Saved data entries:
+ + +

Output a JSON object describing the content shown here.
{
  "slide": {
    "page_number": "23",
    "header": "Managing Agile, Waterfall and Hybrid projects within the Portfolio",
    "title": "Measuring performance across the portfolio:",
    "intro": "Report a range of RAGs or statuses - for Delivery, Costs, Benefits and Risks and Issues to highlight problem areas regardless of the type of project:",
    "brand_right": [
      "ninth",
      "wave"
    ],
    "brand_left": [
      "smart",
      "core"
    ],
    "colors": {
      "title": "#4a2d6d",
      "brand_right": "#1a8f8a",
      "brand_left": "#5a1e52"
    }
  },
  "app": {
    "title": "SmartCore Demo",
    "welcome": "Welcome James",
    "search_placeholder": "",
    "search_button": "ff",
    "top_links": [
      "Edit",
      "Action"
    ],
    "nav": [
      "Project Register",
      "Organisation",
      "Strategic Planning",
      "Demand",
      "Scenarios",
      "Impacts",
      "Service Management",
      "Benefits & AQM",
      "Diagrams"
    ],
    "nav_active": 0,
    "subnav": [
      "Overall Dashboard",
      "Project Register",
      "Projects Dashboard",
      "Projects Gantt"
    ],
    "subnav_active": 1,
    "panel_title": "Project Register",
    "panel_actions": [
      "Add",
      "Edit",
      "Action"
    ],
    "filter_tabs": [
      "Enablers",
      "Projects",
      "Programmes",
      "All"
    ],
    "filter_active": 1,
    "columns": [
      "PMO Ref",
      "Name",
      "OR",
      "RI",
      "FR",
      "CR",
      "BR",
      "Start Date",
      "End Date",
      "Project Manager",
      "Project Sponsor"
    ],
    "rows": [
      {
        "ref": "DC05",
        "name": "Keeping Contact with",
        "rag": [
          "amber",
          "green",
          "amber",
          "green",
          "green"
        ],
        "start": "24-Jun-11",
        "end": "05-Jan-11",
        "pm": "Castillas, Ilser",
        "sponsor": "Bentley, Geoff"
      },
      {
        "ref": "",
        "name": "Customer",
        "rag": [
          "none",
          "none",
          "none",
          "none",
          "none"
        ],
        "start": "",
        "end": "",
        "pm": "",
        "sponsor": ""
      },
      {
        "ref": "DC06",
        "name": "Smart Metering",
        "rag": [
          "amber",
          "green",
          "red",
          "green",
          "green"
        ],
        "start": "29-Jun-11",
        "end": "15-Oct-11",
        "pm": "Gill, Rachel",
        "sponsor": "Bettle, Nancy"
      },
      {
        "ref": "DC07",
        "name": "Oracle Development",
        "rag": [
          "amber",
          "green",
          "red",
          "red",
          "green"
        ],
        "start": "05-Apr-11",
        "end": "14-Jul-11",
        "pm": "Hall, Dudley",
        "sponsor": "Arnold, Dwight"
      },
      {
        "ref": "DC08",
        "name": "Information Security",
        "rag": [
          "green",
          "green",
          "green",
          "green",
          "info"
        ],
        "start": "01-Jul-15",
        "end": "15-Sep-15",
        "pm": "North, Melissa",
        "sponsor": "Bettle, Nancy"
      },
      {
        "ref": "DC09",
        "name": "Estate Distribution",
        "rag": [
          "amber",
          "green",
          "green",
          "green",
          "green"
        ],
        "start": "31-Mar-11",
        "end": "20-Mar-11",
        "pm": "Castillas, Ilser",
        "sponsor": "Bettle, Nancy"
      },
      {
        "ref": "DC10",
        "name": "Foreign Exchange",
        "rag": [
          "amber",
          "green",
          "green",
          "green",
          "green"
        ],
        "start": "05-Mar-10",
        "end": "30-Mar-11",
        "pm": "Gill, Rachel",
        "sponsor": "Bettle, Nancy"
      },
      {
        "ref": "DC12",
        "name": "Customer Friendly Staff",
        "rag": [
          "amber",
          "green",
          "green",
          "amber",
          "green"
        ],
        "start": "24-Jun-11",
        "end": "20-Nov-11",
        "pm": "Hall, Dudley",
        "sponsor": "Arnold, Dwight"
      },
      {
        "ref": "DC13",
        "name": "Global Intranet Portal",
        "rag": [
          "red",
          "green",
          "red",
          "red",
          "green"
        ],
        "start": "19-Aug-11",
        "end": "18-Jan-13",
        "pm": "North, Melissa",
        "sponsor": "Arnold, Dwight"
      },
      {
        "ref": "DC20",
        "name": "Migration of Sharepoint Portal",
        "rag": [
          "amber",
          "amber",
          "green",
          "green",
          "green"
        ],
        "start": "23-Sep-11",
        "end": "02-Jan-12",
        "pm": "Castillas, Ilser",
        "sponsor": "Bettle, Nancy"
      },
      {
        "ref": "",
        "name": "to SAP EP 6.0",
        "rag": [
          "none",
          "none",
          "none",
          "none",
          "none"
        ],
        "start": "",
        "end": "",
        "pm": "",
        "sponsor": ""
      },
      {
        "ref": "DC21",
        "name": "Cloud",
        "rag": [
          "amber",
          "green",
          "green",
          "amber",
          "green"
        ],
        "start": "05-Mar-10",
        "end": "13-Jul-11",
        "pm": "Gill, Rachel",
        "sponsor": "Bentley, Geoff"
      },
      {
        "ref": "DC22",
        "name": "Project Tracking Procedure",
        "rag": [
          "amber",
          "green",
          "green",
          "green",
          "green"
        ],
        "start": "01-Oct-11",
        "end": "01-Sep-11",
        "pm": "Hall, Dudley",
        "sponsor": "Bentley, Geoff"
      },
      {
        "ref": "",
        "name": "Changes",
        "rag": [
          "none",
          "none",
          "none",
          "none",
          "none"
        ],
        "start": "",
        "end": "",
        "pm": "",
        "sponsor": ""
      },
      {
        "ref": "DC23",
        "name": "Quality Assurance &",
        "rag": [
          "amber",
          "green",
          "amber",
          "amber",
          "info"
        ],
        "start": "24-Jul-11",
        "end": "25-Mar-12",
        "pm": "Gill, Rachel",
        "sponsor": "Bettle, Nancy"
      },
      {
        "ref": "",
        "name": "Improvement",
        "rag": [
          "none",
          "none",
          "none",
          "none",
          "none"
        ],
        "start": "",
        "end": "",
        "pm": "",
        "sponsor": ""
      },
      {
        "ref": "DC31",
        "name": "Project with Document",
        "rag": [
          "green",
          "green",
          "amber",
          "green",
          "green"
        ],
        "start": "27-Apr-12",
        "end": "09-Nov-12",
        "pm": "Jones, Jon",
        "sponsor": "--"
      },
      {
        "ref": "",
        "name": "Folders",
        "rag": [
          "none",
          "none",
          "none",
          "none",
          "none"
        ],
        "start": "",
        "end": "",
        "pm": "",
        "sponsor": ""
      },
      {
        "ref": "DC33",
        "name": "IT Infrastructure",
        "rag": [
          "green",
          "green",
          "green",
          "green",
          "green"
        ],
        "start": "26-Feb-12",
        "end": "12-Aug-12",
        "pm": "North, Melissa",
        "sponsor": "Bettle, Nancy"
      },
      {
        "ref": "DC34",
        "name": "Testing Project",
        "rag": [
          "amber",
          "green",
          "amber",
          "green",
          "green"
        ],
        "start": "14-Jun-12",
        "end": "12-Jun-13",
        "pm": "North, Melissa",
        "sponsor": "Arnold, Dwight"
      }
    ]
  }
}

+ + +

## EXERCISE PROMPT
Write the whole listing out again. Keep every line exactly as it is.

## EXPECTED OUTPUT
Output a JSON object describing the content shown here.
{
  "slide": {
    "page_number": "23",
    "header": "Managing Agile, Waterfall and Hybrid projects within the Portfolio",
    "title": "Measuring performance across the portfolio:",
    "intro": "Report a range of RAGs or statuses - for Delivery, Costs, Benefits and Risks and Issues to highlight problem areas regardless of the type of project:",
    "brand_right": [
      "ninth",
      "wave"
    ],
    "brand_left": [
      "smart",
      "core"
    ],
    "colors": {
      "title": "#4a2d6d",
      "brand_right": "#1a8f8a",
      "brand_left": "#5a1e52"
    }
  },
  "app": {
    "title": "SmartCore Demo",
    "welcome": "Welcome James",
    "search_placeholder": "",
    "search_button": "ff",
    "top_links": [
      "Edit",
      "Action"
    ],
    "nav": [
      "Project Register",
      "Organisation",
      "Strategic Planning",
      "Demand",
      "Scenarios",
      "Impacts",
      "Service Management",
      "Benefits & AQM",
      "Diagrams"
    ],
    "nav_active": 0,
    "subnav": [
      "Overall Dashboard",
      "Project Register",
      "Projects Dashboard",
      "Projects Gantt"
    ],
    "subnav_active": 1,
    "panel_title": "Project Register",
    "panel_actions": [
      "Add",
      "Edit",
      "Action"
    ],
    "filter_tabs": [
      "Enablers",
      "Projects",
      "Programmes",
      "All"
    ],
    "filter_active": 1,
    "columns": [
      "PMO Ref",
      "Name",
      "OR",
      "RI",
      "FR",
      "CR",
      "BR",
      "Start Date",
      "End Date",
      "Project Manager",
      "Project Sponsor"
    ],
    "rows": [
      {
        "ref": "DC05",
        "name": "Keeping Contact with",
        "rag": [
          "amber",
          "green",
          "amber",
          "green",
          "green"
        ],
        "start": "24-Jun-11",
        "end": "05-Jan-11",
        "pm": "Castillas, Ilser",
        "sponsor": "Bentley, Geoff"
      },
      {
        "ref": "",
        "name": "Customer",
        "rag": [
          "none",
          "none",
          "none",
          "none",
          "none"
        ],
        "start": "",
        "end": "",
        "pm": "",
        "sponsor": ""
      },
      {
        "ref": "DC06",
        "name": "Smart Metering",
        "rag": [
          "amber",
          "green",
          "red",
          "green",
          "green"
        ],
        "start": "29-Jun-11",
        "end": "15-Oct-11",
        "pm": "Gill, Rachel",
        "sponsor": "Bettle, Nancy"
      },
      {
        "ref": "DC07",
        "name": "Oracle Development",
        "rag": [
          "amber",
          "green",
          "red",
          "red",
          "green"
        ],
        "start": "05-Apr-11",
        "end": "14-Jul-11",
        "pm": "Hall, Dudley",
        "sponsor": "Arnold, Dwight"
      },
      {
        "ref": "DC08",
        "name": "Information Security",
        "rag": [
          "green",
          "green",
          "green",
          "green",
          "info"
        ],
        "start": "01-Jul-15",
        "end": "15-Sep-15",
        "pm": "North, Melissa",
        "sponsor": "Bettle, Nancy"
      },
      {
        "ref": "DC09",
        "name": "Estate Distribution",
        "rag": [
          "amber",
          "green",
          "green",
          "green",
          "green"
        ],
        "start": "31-Mar-11",
        "end": "20-Mar-11",
        "pm": "Castillas, Ilser",
        "sponsor": "Bettle, Nancy"
      },
      {
        "ref": "DC10",
        "name": "Foreign Exchange",
        "rag": [
          "amber",
          "green",
          "green",
          "green",
          "green"
        ],
        "start": "05-Mar-10",
        "end": "30-Mar-11",
        "pm": "Gill, Rachel",
        "sponsor": "Bettle, Nancy"
      },
      {
        "ref": "DC12",
        "name": "Customer Friendly Staff",
        "rag": [
          "amber",
          "green",
          "green",
          "amber",
          "green"
        ],
        "start": "24-Jun-11",
        "end": "20-Nov-11",
        "pm": "Hall, Dudley",
        "sponsor": "Arnold, Dwight"
      },
      {
        "ref": "DC13",
        "name": "Global Intranet Portal",
        "rag": [
          "red",
          "green",
          "red",
          "red",
          "green"
        ],
        "start": "19-Aug-11",
        "end": "18-Jan-13",
        "pm": "North, Melissa",
        "sponsor": "Arnold, Dwight"
      },
      {
        "ref": "DC20",
        "name": "Migration of Sharepoint Portal",
        "rag": [
          "amber",
          "amber",
          "green",
          "green",
          "green"
        ],
        "start": "23-Sep-11",
        "end": "02-Jan-12",
        "pm": "Castillas, Ilser",
        "sponsor": "Bettle, Nancy"
      },
      {
        "ref": "",
        "name": "to SAP EP 6.0",
        "rag": [
          "none",
          "none",
          "none",
          "none",
          "none"
        ],
        "start": "",
        "end": "",
        "pm": "",
        "sponsor": ""
      },
      {
        "ref": "DC21",
        "name": "Cloud",
        "rag": [
          "amber",
          "green",
          "green",
          "amber",
          "green"
        ],
        "start": "05-Mar-10",
        "end": "13-Jul-11",
        "pm": "Gill, Rachel",
        "sponsor": "Bentley, Geoff"
      },
      {
        "ref": "DC22",
        "name": "Project Tracking Procedure",
        "rag": [
          "amber",
          "green",
          "green",
          "green",
          "green"
        ],
        "start": "01-Oct-11",
        "end": "01-Sep-11",
        "pm": "Hall, Dudley",
        "sponsor": "Bentley, Geoff"
      },
      {
        "ref": "",
        "name": "Changes",
        "rag": [
          "none",
          "none",
          "none",
          "none",
          "none"
        ],
        "start": "",
        "end": "",
        "pm": "",
        "sponsor": ""
      },
      {
        "ref": "DC23",
        "name": "Quality Assurance &",
        "rag": [
          "amber",
          "green",
          "amber",
          "amber",
          "info"
        ],
        "start": "24-Jul-11",
        "end": "25-Mar-12",
        "pm": "Gill, Rachel",
        "sponsor": "Bettle, Nancy"
      },
      {
        "ref": "",
        "name": "Improvement",
        "rag": [
          "none",
          "none",
          "none",
          "none",
          "none"
        ],
        "start": "",
        "end": "",
        "pm": "",
        "sponsor": ""
      },
      {
        "ref": "DC31",
        "name": "Project with Document",
        "rag": [
          "green",
          "green",
          "amber",
          "green",
          "green"
        ],
        "start": "27-Apr-12",
        "end": "09-Nov-12",
        "pm": "Jones, Jon",
        "sponsor": "--"
      },
      {
        "ref": "",
        "name": "Folders",
        "rag": [
          "none",
          "none",
          "none",
          "none",
          "none"
        ],
        "start": "",
        "end": "",
        "pm": "",
        "sponsor": ""
      },
      {
        "ref": "DC33",
        "name": "IT Infrastructure",
        "rag": [
          "green",
          "green",
          "green",
          "green",
          "green"
        ],
        "start": "26-Feb-12",
        "end": "12-Aug-12",
        "pm": "North, Melissa",
        "sponsor": "Bettle, Nancy"
      },
      {
        "ref": "DC34",
        "name": "Testing Project",
        "rag": [
          "amber",
          "green",
          "amber",
          "green",
          "green"
        ],
        "start": "14-Jun-12",
        "end": "12-Jun-13",
        "pm": "North, Melissa",
        "sponsor": "Arnold, Dwight"
      }
    ]
  }
}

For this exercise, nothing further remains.